Required work: Collect all lines from the records below that include the word "using".

** start Record set **

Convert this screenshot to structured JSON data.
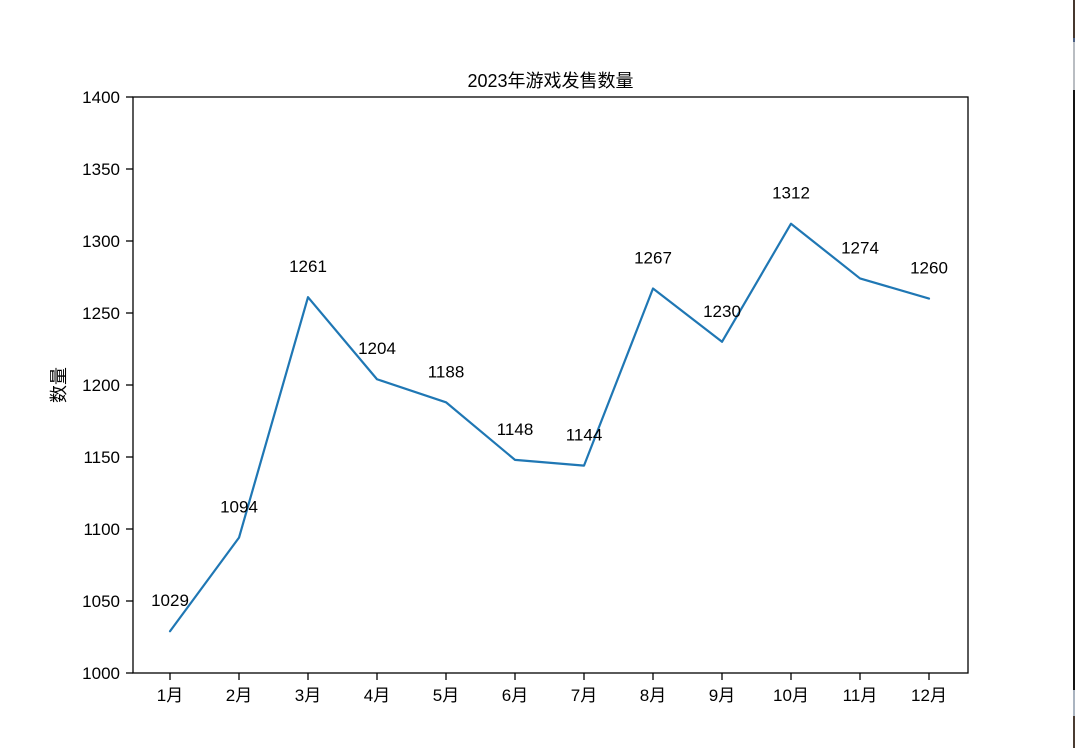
{
  "chart_data": {
    "type": "line",
    "title": "2023年游戏发售数量",
    "xlabel": "",
    "ylabel": "数量",
    "categories": [
      "1月",
      "2月",
      "3月",
      "4月",
      "5月",
      "6月",
      "7月",
      "8月",
      "9月",
      "10月",
      "11月",
      "12月"
    ],
    "values": [
      1029,
      1094,
      1261,
      1204,
      1188,
      1148,
      1144,
      1267,
      1230,
      1312,
      1274,
      1260
    ],
    "point_labels": [
      "1029",
      "1094",
      "1261",
      "1204",
      "1188",
      "1148",
      "1144",
      "1267",
      "1230",
      "1312",
      "1274",
      "1260"
    ],
    "ylim": [
      1000,
      1400
    ],
    "yticks": [
      1000,
      1050,
      1100,
      1150,
      1200,
      1250,
      1300,
      1350,
      1400
    ],
    "line_color": "#1f77b4",
    "axis_color": "#000000",
    "grid": false,
    "legend_position": "none"
  }
}
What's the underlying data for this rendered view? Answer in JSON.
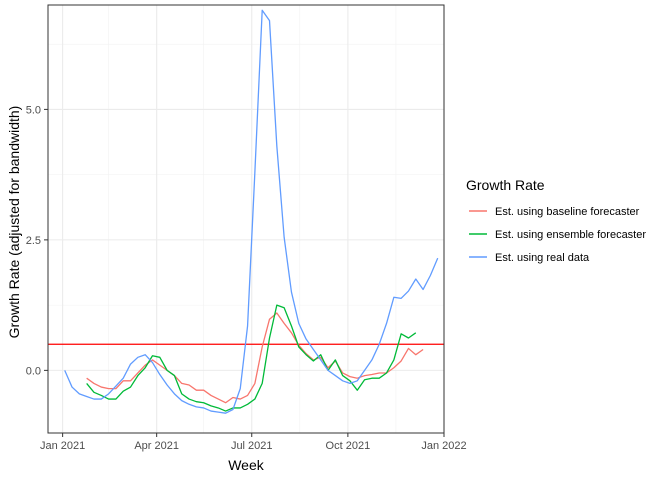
{
  "chart_data": {
    "type": "line",
    "xlabel": "Week",
    "ylabel": "Growth Rate (adjusted for bandwidth)",
    "x_ticks": [
      "Jan 2021",
      "Apr 2021",
      "Jul 2021",
      "Oct 2021",
      "Jan 2022"
    ],
    "y_ticks": [
      "0.0",
      "2.5",
      "5.0"
    ],
    "xlim": [
      "2020-12-18",
      "2022-01-01"
    ],
    "ylim": [
      -1.2,
      7.0
    ],
    "grid": true,
    "legend_title": "Growth Rate",
    "legend_position": "right",
    "hline": {
      "y": 0.5,
      "color": "#ff0000"
    },
    "series": [
      {
        "name": "Est. using baseline forecaster",
        "color": "#f8766d",
        "points": [
          [
            "2021-01-24",
            -0.15
          ],
          [
            "2021-01-31",
            -0.25
          ],
          [
            "2021-02-07",
            -0.32
          ],
          [
            "2021-02-14",
            -0.35
          ],
          [
            "2021-02-21",
            -0.35
          ],
          [
            "2021-02-28",
            -0.2
          ],
          [
            "2021-03-07",
            -0.2
          ],
          [
            "2021-03-14",
            -0.05
          ],
          [
            "2021-03-21",
            0.1
          ],
          [
            "2021-03-28",
            0.2
          ],
          [
            "2021-04-04",
            0.1
          ],
          [
            "2021-04-11",
            0.0
          ],
          [
            "2021-04-18",
            -0.1
          ],
          [
            "2021-04-25",
            -0.25
          ],
          [
            "2021-05-02",
            -0.28
          ],
          [
            "2021-05-09",
            -0.38
          ],
          [
            "2021-05-16",
            -0.38
          ],
          [
            "2021-05-23",
            -0.48
          ],
          [
            "2021-05-30",
            -0.55
          ],
          [
            "2021-06-06",
            -0.62
          ],
          [
            "2021-06-13",
            -0.52
          ],
          [
            "2021-06-20",
            -0.55
          ],
          [
            "2021-06-27",
            -0.48
          ],
          [
            "2021-07-04",
            -0.25
          ],
          [
            "2021-07-11",
            0.45
          ],
          [
            "2021-07-18",
            0.98
          ],
          [
            "2021-07-25",
            1.1
          ],
          [
            "2021-08-01",
            0.9
          ],
          [
            "2021-08-08",
            0.72
          ],
          [
            "2021-08-15",
            0.48
          ],
          [
            "2021-08-22",
            0.32
          ],
          [
            "2021-08-29",
            0.2
          ],
          [
            "2021-09-05",
            0.25
          ],
          [
            "2021-09-12",
            0.05
          ],
          [
            "2021-09-19",
            0.18
          ],
          [
            "2021-09-26",
            -0.05
          ],
          [
            "2021-10-03",
            -0.12
          ],
          [
            "2021-10-10",
            -0.15
          ],
          [
            "2021-10-17",
            -0.1
          ],
          [
            "2021-10-24",
            -0.08
          ],
          [
            "2021-10-31",
            -0.05
          ],
          [
            "2021-11-07",
            -0.05
          ],
          [
            "2021-11-14",
            0.05
          ],
          [
            "2021-11-21",
            0.18
          ],
          [
            "2021-11-28",
            0.42
          ],
          [
            "2021-12-05",
            0.3
          ],
          [
            "2021-12-12",
            0.4
          ]
        ]
      },
      {
        "name": "Est. using ensemble forecaster",
        "color": "#00ba38",
        "points": [
          [
            "2021-01-24",
            -0.25
          ],
          [
            "2021-01-31",
            -0.42
          ],
          [
            "2021-02-07",
            -0.48
          ],
          [
            "2021-02-14",
            -0.55
          ],
          [
            "2021-02-21",
            -0.55
          ],
          [
            "2021-02-28",
            -0.4
          ],
          [
            "2021-03-07",
            -0.32
          ],
          [
            "2021-03-14",
            -0.1
          ],
          [
            "2021-03-21",
            0.05
          ],
          [
            "2021-03-28",
            0.28
          ],
          [
            "2021-04-04",
            0.25
          ],
          [
            "2021-04-11",
            0.0
          ],
          [
            "2021-04-18",
            -0.1
          ],
          [
            "2021-04-25",
            -0.45
          ],
          [
            "2021-05-02",
            -0.55
          ],
          [
            "2021-05-09",
            -0.6
          ],
          [
            "2021-05-16",
            -0.62
          ],
          [
            "2021-05-23",
            -0.68
          ],
          [
            "2021-05-30",
            -0.72
          ],
          [
            "2021-06-06",
            -0.78
          ],
          [
            "2021-06-13",
            -0.72
          ],
          [
            "2021-06-20",
            -0.72
          ],
          [
            "2021-06-27",
            -0.65
          ],
          [
            "2021-07-04",
            -0.55
          ],
          [
            "2021-07-11",
            -0.25
          ],
          [
            "2021-07-18",
            0.62
          ],
          [
            "2021-07-25",
            1.25
          ],
          [
            "2021-08-01",
            1.2
          ],
          [
            "2021-08-08",
            0.85
          ],
          [
            "2021-08-15",
            0.45
          ],
          [
            "2021-08-22",
            0.3
          ],
          [
            "2021-08-29",
            0.18
          ],
          [
            "2021-09-05",
            0.3
          ],
          [
            "2021-09-12",
            0.0
          ],
          [
            "2021-09-19",
            0.2
          ],
          [
            "2021-09-26",
            -0.1
          ],
          [
            "2021-10-03",
            -0.2
          ],
          [
            "2021-10-10",
            -0.38
          ],
          [
            "2021-10-17",
            -0.18
          ],
          [
            "2021-10-24",
            -0.15
          ],
          [
            "2021-10-31",
            -0.15
          ],
          [
            "2021-11-07",
            -0.05
          ],
          [
            "2021-11-14",
            0.2
          ],
          [
            "2021-11-21",
            0.7
          ],
          [
            "2021-11-28",
            0.62
          ],
          [
            "2021-12-05",
            0.72
          ]
        ]
      },
      {
        "name": "Est. using real data",
        "color": "#619cff",
        "points": [
          [
            "2021-01-03",
            0.0
          ],
          [
            "2021-01-10",
            -0.32
          ],
          [
            "2021-01-17",
            -0.45
          ],
          [
            "2021-01-24",
            -0.5
          ],
          [
            "2021-01-31",
            -0.55
          ],
          [
            "2021-02-07",
            -0.55
          ],
          [
            "2021-02-14",
            -0.45
          ],
          [
            "2021-02-21",
            -0.3
          ],
          [
            "2021-02-28",
            -0.15
          ],
          [
            "2021-03-07",
            0.12
          ],
          [
            "2021-03-14",
            0.25
          ],
          [
            "2021-03-21",
            0.3
          ],
          [
            "2021-03-28",
            0.15
          ],
          [
            "2021-04-04",
            -0.08
          ],
          [
            "2021-04-11",
            -0.28
          ],
          [
            "2021-04-18",
            -0.45
          ],
          [
            "2021-04-25",
            -0.58
          ],
          [
            "2021-05-02",
            -0.65
          ],
          [
            "2021-05-09",
            -0.7
          ],
          [
            "2021-05-16",
            -0.72
          ],
          [
            "2021-05-23",
            -0.78
          ],
          [
            "2021-05-30",
            -0.8
          ],
          [
            "2021-06-06",
            -0.82
          ],
          [
            "2021-06-13",
            -0.75
          ],
          [
            "2021-06-20",
            -0.35
          ],
          [
            "2021-06-27",
            0.85
          ],
          [
            "2021-07-04",
            3.8
          ],
          [
            "2021-07-11",
            6.9
          ],
          [
            "2021-07-18",
            6.7
          ],
          [
            "2021-07-25",
            4.3
          ],
          [
            "2021-08-01",
            2.55
          ],
          [
            "2021-08-08",
            1.5
          ],
          [
            "2021-08-15",
            0.9
          ],
          [
            "2021-08-22",
            0.6
          ],
          [
            "2021-08-29",
            0.4
          ],
          [
            "2021-09-05",
            0.2
          ],
          [
            "2021-09-12",
            0.0
          ],
          [
            "2021-09-19",
            -0.1
          ],
          [
            "2021-09-26",
            -0.2
          ],
          [
            "2021-10-03",
            -0.25
          ],
          [
            "2021-10-10",
            -0.2
          ],
          [
            "2021-10-17",
            0.0
          ],
          [
            "2021-10-24",
            0.2
          ],
          [
            "2021-10-31",
            0.5
          ],
          [
            "2021-11-07",
            0.9
          ],
          [
            "2021-11-14",
            1.4
          ],
          [
            "2021-11-21",
            1.38
          ],
          [
            "2021-11-28",
            1.52
          ],
          [
            "2021-12-05",
            1.75
          ],
          [
            "2021-12-12",
            1.55
          ],
          [
            "2021-12-19",
            1.82
          ],
          [
            "2021-12-26",
            2.15
          ]
        ]
      }
    ]
  }
}
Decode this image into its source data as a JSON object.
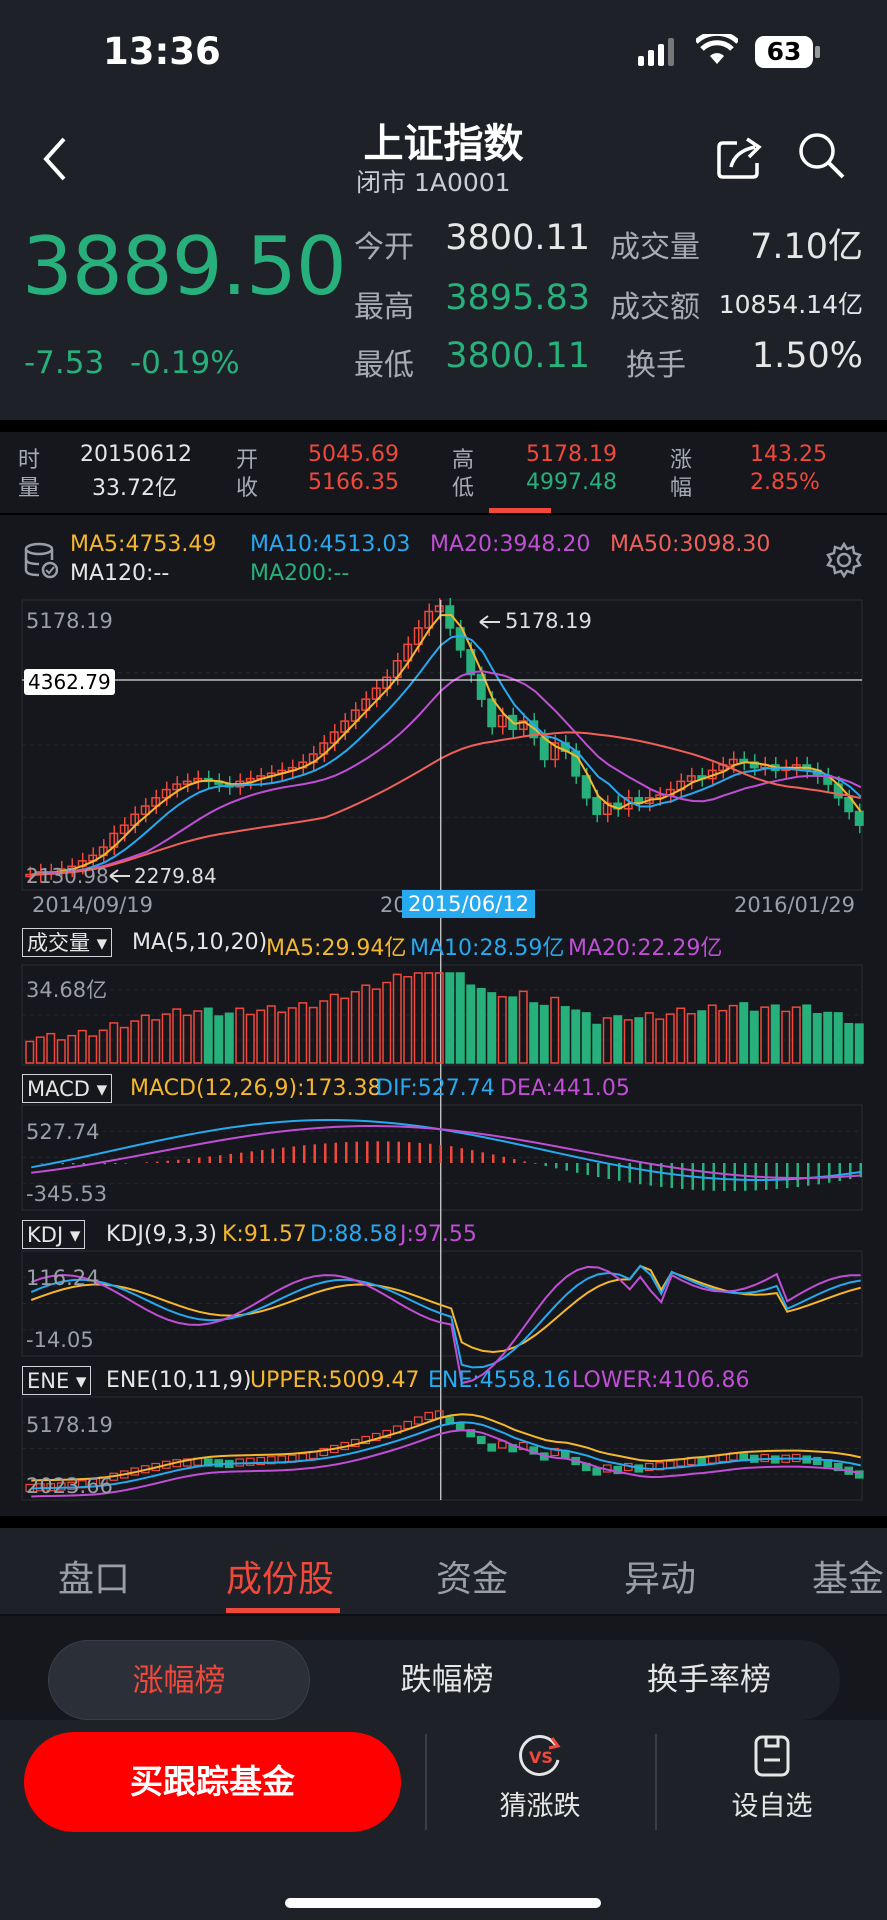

** end Record set **

Written solution:
        "name": "Est. using baseline forecaster",
        "name": "Est. using ensemble forecaster",
        "name": "Est. using real data",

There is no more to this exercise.